* **Required task**
Find the lines holding the word "title" and collect them.

* **The input**
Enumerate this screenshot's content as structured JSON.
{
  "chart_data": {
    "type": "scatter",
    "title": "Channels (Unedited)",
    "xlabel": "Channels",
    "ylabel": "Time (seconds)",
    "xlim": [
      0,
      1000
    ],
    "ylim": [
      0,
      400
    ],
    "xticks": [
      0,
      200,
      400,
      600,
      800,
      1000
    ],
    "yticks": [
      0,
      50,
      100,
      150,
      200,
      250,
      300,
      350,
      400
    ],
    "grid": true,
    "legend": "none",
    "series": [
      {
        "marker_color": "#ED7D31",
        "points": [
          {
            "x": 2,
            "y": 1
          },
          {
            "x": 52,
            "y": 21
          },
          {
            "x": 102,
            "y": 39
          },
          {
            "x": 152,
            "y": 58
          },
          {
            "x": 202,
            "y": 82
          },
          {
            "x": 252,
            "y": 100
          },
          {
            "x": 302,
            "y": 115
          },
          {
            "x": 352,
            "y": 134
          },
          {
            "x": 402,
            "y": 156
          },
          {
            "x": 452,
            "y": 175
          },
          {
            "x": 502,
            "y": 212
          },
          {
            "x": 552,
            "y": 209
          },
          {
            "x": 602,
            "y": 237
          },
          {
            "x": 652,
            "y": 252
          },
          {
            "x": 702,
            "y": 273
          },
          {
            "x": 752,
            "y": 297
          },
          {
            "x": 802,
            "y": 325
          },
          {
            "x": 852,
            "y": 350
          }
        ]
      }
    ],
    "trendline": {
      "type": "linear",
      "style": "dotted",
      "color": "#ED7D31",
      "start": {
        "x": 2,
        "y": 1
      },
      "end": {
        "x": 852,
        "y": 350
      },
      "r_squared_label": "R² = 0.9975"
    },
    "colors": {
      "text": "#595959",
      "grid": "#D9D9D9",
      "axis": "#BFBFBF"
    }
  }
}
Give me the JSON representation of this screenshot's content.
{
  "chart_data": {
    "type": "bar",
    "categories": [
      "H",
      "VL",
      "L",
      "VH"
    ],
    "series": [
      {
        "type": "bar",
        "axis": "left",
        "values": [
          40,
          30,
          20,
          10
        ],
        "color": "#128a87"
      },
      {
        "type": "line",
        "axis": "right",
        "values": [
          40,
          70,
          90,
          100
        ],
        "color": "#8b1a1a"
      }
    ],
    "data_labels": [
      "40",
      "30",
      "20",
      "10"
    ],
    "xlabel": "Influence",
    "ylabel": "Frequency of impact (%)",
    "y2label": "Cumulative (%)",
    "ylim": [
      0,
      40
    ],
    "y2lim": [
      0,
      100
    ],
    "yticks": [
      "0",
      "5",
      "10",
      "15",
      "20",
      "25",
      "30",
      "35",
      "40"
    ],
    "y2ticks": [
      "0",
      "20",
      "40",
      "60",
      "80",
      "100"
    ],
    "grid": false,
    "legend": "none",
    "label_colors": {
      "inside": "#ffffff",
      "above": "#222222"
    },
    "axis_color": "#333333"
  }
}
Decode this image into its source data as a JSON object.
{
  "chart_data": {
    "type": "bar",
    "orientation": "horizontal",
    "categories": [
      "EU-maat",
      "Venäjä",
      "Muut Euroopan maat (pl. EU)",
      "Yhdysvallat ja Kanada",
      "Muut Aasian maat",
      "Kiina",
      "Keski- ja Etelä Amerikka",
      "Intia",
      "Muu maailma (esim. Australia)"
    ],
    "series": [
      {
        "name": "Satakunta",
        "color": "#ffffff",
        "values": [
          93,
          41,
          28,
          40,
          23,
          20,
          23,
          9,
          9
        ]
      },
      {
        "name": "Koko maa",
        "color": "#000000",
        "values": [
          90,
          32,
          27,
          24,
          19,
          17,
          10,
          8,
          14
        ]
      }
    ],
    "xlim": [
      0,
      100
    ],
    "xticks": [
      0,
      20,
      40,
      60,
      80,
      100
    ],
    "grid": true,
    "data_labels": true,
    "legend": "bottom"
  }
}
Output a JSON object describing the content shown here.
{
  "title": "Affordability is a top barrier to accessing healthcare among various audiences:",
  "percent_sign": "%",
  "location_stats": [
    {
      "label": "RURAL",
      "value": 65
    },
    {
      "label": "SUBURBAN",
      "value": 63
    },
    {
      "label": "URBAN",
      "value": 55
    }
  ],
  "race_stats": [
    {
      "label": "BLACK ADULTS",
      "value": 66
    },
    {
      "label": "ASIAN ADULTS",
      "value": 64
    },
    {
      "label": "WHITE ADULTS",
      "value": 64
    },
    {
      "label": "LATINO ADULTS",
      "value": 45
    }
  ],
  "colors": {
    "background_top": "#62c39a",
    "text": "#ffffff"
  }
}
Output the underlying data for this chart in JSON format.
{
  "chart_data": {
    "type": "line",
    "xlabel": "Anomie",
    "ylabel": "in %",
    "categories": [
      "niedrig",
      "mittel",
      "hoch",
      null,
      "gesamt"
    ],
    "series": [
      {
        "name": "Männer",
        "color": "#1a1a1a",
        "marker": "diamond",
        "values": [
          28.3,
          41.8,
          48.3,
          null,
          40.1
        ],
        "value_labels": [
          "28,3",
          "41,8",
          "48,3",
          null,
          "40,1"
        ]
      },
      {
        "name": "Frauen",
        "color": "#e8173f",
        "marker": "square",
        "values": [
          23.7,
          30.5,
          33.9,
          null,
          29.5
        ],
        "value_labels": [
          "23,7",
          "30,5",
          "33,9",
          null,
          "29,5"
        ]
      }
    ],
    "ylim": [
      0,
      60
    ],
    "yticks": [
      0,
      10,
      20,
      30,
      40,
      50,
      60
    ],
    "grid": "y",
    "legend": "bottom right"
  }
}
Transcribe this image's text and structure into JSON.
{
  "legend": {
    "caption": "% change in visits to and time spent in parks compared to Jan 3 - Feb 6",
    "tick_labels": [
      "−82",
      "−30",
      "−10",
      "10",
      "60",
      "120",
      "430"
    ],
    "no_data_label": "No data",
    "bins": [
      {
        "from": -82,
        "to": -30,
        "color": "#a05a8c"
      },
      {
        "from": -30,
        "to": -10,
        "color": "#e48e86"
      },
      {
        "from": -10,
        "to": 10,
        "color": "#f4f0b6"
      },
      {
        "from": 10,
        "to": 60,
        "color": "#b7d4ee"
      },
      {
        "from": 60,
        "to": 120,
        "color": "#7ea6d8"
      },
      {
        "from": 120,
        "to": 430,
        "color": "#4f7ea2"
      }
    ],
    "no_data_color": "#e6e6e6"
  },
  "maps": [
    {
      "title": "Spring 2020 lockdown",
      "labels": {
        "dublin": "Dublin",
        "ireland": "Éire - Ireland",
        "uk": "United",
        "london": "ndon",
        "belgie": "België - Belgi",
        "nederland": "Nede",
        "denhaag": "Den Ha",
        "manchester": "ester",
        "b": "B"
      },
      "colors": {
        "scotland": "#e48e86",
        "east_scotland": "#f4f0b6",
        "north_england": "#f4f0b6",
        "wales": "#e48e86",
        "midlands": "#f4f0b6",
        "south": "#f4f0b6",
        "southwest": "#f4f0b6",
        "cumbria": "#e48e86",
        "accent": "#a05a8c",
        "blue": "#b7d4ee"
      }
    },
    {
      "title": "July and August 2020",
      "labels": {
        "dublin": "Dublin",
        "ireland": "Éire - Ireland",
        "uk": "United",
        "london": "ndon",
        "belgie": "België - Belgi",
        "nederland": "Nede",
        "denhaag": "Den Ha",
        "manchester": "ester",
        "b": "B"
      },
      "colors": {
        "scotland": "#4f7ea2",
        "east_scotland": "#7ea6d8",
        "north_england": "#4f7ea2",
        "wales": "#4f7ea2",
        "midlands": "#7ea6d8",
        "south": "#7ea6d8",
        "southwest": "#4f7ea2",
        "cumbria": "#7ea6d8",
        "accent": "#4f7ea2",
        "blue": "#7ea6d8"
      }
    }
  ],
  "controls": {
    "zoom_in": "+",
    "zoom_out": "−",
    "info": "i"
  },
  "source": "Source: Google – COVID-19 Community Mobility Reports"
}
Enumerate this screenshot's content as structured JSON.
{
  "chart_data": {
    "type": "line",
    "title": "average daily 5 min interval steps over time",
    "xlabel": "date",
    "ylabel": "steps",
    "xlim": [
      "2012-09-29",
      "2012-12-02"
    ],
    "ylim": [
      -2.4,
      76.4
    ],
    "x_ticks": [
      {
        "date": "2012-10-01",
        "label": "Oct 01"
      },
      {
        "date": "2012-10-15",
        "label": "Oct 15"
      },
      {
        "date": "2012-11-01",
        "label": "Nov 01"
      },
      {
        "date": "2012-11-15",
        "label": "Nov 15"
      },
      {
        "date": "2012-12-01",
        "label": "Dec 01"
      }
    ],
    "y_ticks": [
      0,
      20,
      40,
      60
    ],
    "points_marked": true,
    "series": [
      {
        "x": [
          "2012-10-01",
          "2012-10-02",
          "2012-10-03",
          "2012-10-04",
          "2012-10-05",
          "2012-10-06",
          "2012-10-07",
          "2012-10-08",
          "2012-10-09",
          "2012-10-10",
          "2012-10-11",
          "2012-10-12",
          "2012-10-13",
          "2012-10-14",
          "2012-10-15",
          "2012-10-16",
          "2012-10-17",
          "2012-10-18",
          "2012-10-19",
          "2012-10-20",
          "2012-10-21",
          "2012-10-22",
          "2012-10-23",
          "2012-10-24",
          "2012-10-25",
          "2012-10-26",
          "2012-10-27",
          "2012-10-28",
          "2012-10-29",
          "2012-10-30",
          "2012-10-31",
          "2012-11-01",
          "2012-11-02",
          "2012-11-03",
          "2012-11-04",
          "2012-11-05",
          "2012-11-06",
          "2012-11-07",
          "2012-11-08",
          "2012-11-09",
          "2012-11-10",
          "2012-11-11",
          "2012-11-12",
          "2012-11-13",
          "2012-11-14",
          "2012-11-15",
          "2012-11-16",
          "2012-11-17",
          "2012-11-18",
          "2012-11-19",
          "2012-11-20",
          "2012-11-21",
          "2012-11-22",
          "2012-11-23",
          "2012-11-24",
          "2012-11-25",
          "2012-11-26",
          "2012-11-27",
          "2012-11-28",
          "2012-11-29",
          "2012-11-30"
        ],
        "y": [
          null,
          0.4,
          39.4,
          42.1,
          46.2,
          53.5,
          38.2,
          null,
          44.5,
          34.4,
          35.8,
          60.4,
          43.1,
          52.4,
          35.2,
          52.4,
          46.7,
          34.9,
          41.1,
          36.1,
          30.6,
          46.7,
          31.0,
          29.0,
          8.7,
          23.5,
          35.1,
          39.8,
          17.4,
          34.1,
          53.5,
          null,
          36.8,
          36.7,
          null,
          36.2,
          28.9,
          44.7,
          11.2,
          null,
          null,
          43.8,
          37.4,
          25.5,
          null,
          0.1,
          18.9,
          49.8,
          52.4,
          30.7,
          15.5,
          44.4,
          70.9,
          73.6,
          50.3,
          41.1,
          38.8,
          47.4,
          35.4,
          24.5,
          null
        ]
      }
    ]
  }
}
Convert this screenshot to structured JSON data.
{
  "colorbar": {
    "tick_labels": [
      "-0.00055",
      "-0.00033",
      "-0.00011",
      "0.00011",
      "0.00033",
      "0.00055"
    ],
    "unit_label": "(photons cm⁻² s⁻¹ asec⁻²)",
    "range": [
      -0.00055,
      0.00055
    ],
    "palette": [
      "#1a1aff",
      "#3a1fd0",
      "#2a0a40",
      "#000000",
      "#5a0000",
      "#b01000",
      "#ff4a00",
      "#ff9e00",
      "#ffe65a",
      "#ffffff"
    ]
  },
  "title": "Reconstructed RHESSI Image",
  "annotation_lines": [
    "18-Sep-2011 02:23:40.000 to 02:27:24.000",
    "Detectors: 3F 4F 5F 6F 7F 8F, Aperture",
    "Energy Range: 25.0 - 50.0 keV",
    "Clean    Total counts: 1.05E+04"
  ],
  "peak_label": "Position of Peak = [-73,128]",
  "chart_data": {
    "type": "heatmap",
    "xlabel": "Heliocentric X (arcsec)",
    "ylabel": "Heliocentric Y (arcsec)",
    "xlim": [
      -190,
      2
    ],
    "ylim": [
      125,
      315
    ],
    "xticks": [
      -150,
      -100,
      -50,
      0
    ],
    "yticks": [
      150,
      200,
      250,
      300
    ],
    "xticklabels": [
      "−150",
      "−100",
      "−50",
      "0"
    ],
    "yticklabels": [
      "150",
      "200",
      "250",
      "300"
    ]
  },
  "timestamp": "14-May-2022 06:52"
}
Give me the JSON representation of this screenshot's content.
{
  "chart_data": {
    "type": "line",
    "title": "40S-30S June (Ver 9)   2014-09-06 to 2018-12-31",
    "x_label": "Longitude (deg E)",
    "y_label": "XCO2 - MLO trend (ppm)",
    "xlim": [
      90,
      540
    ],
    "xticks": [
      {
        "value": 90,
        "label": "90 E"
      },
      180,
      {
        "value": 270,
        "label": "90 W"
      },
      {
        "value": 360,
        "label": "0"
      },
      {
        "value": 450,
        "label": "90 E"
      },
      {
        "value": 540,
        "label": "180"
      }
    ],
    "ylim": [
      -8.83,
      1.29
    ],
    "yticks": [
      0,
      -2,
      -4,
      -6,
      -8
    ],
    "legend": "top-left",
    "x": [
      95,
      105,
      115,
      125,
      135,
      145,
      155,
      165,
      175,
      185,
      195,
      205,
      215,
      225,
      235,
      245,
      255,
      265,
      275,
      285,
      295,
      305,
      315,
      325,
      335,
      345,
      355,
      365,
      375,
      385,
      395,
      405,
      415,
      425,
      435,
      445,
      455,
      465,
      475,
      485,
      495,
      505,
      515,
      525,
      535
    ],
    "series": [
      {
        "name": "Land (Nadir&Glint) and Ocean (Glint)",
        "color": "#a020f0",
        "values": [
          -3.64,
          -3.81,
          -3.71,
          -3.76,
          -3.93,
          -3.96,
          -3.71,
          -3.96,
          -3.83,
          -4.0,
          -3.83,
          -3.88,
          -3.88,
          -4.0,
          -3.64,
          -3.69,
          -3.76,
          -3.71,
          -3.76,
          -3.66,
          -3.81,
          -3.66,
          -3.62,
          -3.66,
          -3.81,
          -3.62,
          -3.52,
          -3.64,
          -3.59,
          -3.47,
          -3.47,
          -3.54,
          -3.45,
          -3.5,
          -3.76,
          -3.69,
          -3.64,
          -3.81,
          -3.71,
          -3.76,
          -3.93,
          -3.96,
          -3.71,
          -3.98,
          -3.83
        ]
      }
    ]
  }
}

* **Response to this exercise**
    "title": "Channels (Unedited)",
  "title": "Affordability is a top barrier to accessing healthcare among various audiences:",
      "title": "Spring 2020 lockdown",
      "title": "July and August 2020",
    "title": "average daily 5 min interval steps over time",
  "title": "Reconstructed RHESSI Image",
    "title": "40S-30S June (Ver 9)   2014-09-06 to 2018-12-31",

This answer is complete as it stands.